By the way, since I'm not on Facebook right now, I'm gonna need you to share and spread this, please - I count on you! :)


"I strongly believe that my gift from God for His glory isn’t photography or even another outlet like design, but it is to love the humans. That is the ultimate art. That is what we were created for. To be vulnerable. To not care about “awkward” situations, showing direct eye contact, expressing deep feelings; when was it that the world told you to be afraid of speaking life into others? To love God and to love people. To let Christ use you for His divine plans. What an honor that is. What a gift we’ve been given." 
Keaton Webb 


"It’s like, it doesn’t honor God to pretend like everything is OK. That’s the beauty of Jesus that so many people miss. The beauty is that he died on the cross for our sins, but also that he existed the way we exist. He understands what it’s like to lose a friend. He’s not unfamiliar with those emotions. He’s not unfamiliar with the difficulty of human life. To me that’s what makes Jesus as God beautiful. He totally understands. He went out of his way to prove to us that he understands our situation. So when he has something to say, it’s not coming from this high and lofty standpoint. It’s coming from this person who understands intricately the perils of human existence."

====================

WRITTEN REQUEST A: In the faith passage, what does Keaton Webb's quotation call the ultimate art?
WRITTEN REQUEST B: Go on with the faith passage, writing on from the point where it stops.
This material comes from a separate, unrelated source.

(Image-based layout material)
====================

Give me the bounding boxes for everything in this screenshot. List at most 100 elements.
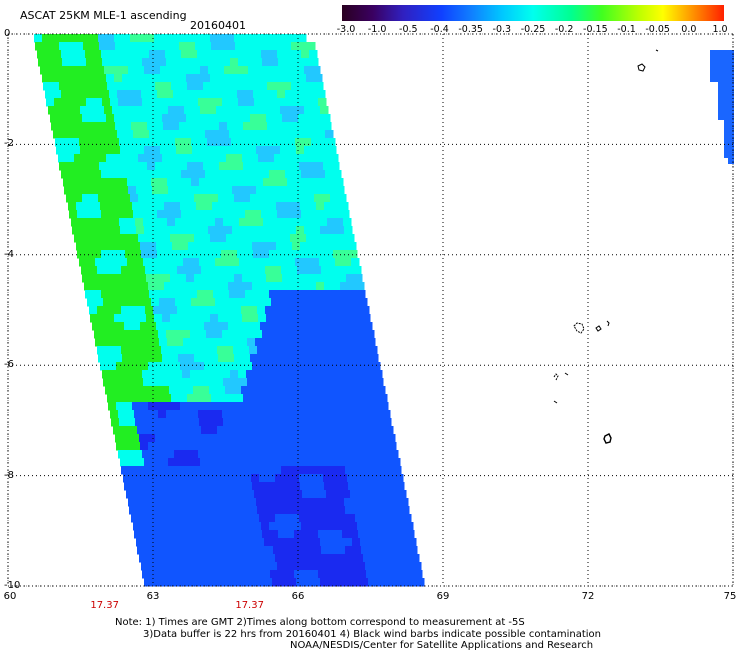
swath-cell xyxy=(336,226,345,235)
swath-cell xyxy=(326,530,335,539)
swath-cell xyxy=(308,282,317,291)
swath-cell xyxy=(281,506,290,515)
swath-cell xyxy=(188,282,197,291)
swath-cell xyxy=(413,562,422,571)
color-scale-tick: -0.05 xyxy=(645,24,670,35)
swath-cell xyxy=(256,106,265,115)
swath-cell xyxy=(106,234,115,243)
latitude-label: -2 xyxy=(4,138,14,150)
swath-cell xyxy=(275,162,284,171)
swath-cell xyxy=(379,434,388,443)
swath-cell xyxy=(243,82,252,91)
swath-cell xyxy=(209,466,218,475)
swath-cell xyxy=(360,578,369,587)
swath-cell xyxy=(334,570,343,579)
swath-cell xyxy=(319,298,328,307)
swath-cell xyxy=(361,426,370,435)
swath-cell xyxy=(201,306,210,315)
swath-cell xyxy=(401,506,410,515)
swath-cell xyxy=(221,50,230,59)
swath-cell xyxy=(119,138,128,147)
swath-cell xyxy=(322,314,331,323)
swath-cell xyxy=(295,338,304,347)
swath-cell xyxy=(376,538,385,547)
swath-cell xyxy=(38,58,47,67)
swath-cell xyxy=(97,266,106,275)
swath-cell xyxy=(199,138,208,147)
swath-cell xyxy=(299,434,308,443)
swath-cell xyxy=(335,218,344,227)
swath-cell xyxy=(87,298,96,307)
swath-cell xyxy=(153,426,162,435)
swath-cell xyxy=(75,42,84,51)
swath-cell xyxy=(173,210,182,219)
swath-cell xyxy=(160,498,169,507)
swath-cell xyxy=(67,162,76,171)
swath-cell xyxy=(351,298,360,307)
swath-cell xyxy=(253,90,262,99)
swath-cell xyxy=(392,538,401,547)
swath-cell xyxy=(134,58,143,67)
swath-cell xyxy=(318,450,327,459)
swath-cell xyxy=(300,242,309,251)
swath-cell xyxy=(366,370,375,379)
swath-cell xyxy=(166,490,175,499)
swath-cell xyxy=(162,34,171,43)
swath-cell xyxy=(91,42,100,51)
swath-cell xyxy=(278,370,287,379)
swath-cell xyxy=(114,194,123,203)
swath-cell xyxy=(416,578,425,587)
swath-cell xyxy=(319,218,328,227)
swath-cell xyxy=(275,434,284,443)
swath-cell xyxy=(183,218,192,227)
swath-cell xyxy=(310,410,319,419)
swath-cell xyxy=(306,314,315,323)
swath-cell xyxy=(115,434,124,443)
swath-cell xyxy=(133,90,142,99)
swath-cell xyxy=(142,490,151,499)
swath-cell xyxy=(309,562,318,571)
swath-cell xyxy=(266,354,275,363)
swath-cell xyxy=(301,130,310,139)
swath-cell xyxy=(239,258,248,267)
swath-cell xyxy=(211,554,220,563)
swath-cell xyxy=(360,538,369,547)
swath-cell xyxy=(150,370,159,379)
swath-cell xyxy=(93,130,102,139)
swath-cell xyxy=(96,226,105,235)
swath-cell xyxy=(390,450,399,459)
swath-cell xyxy=(314,74,323,83)
swath-cell xyxy=(230,410,239,419)
swath-cell xyxy=(223,258,232,267)
swath-cell xyxy=(106,154,115,163)
swath-cell xyxy=(96,66,105,75)
swath-cell xyxy=(238,58,247,67)
swath-cell xyxy=(266,194,275,203)
swath-cell xyxy=(328,146,337,155)
swath-cell xyxy=(112,226,121,235)
swath-cell xyxy=(293,50,302,59)
swath-cell xyxy=(359,298,368,307)
swath-cell xyxy=(85,170,94,179)
swath-cell xyxy=(157,210,166,219)
swath-cell xyxy=(258,354,267,363)
swath-cell xyxy=(292,402,301,411)
swath-cell xyxy=(135,138,144,147)
swath-cell xyxy=(292,442,301,451)
swath-cell xyxy=(278,490,287,499)
swath-cell xyxy=(140,402,149,411)
swath-cell xyxy=(248,498,257,507)
swath-cell xyxy=(298,114,307,123)
swath-cell xyxy=(254,370,263,379)
swath-cell xyxy=(401,546,410,555)
swath-cell xyxy=(304,578,313,587)
swath-cell xyxy=(161,546,170,555)
swath-cell xyxy=(271,338,280,347)
swath-cell xyxy=(326,410,335,419)
swath-cell xyxy=(239,298,248,307)
swath-cell xyxy=(225,506,234,515)
swath-cell xyxy=(121,426,130,435)
swath-cell xyxy=(152,578,161,587)
swath-cell xyxy=(105,266,114,275)
swath-cell xyxy=(133,290,142,299)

====================

TASK ANSWER A: To love the humans.

TASK ANSWER B:
John Mark McMillan  


"Still, we belong to a God who never stops seeking us, and my experience has been that faith is not so much Lost then found as it is being found again and again and again. And to become more like Jesus is to learn the holy work of finding each other."
Addie Zierman


“Here is the world. Beautiful and terrible things will happen. Don't be afraid.”
Frederick Buechner 



“Turn around and believe that the good news that we are loved is better than we ever dared hope, and that to believe in that good news, to live out of it and toward it, to be in love with that good news, is of all glad things in this world the gladdest thing of all. Amen, and come Lord Jesus.”